==== Information provided ====

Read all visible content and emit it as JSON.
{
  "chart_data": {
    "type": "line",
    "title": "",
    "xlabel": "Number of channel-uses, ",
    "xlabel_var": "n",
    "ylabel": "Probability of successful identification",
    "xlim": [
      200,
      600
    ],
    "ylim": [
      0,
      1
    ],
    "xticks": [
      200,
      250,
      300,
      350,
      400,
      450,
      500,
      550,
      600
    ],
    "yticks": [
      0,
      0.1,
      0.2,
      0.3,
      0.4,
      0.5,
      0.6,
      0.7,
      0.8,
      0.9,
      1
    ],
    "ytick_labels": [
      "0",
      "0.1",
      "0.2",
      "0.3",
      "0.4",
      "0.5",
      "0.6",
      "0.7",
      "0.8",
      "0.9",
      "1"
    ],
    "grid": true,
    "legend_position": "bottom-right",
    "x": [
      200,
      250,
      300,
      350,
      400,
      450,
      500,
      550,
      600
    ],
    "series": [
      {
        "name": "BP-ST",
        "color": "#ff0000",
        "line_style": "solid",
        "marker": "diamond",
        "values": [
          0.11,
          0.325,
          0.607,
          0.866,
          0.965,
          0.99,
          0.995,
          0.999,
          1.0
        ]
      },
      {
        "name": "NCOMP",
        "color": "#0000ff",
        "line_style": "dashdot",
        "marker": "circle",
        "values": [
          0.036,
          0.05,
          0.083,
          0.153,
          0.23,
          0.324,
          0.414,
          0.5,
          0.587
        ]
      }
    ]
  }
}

====

Set problem: Please copy out each record, character for character.

Solution to the problem:
Read all visible content and emit it as JSON.
{
  "chart_data": {
    "type": "line",
    "title": "",
    "xlabel": "Number of channel-uses, ",
    "xlabel_var": "n",
    "ylabel": "Probability of successful identification",
    "xlim": [
      200,
      600
    ],
    "ylim": [
      0,
      1
    ],
    "xticks": [
      200,
      250,
      300,
      350,
      400,
      450,
      500,
      550,
      600
    ],
    "yticks": [
      0,
      0.1,
      0.2,
      0.3,
      0.4,
      0.5,
      0.6,
      0.7,
      0.8,
      0.9,
      1
    ],
    "ytick_labels": [
      "0",
      "0.1",
      "0.2",
      "0.3",
      "0.4",
      "0.5",
      "0.6",
      "0.7",
      "0.8",
      "0.9",
      "1"
    ],
    "grid": true,
    "legend_position": "bottom-right",
    "x": [
      200,
      250,
      300,
      350,
      400,
      450,
      500,
      550,
      600
    ],
    "series": [
      {
        "name": "BP-ST",
        "color": "#ff0000",
        "line_style": "solid",
        "marker": "diamond",
        "values": [
          0.11,
          0.325,
          0.607,
          0.866,
          0.965,
          0.99,
          0.995,
          0.999,
          1.0
        ]
      },
      {
        "name": "NCOMP",
        "color": "#0000ff",
        "line_style": "dashdot",
        "marker": "circle",
        "values": [
          0.036,
          0.05,
          0.083,
          0.153,
          0.23,
          0.324,
          0.414,
          0.5,
          0.587
        ]
      }
    ]
  }
}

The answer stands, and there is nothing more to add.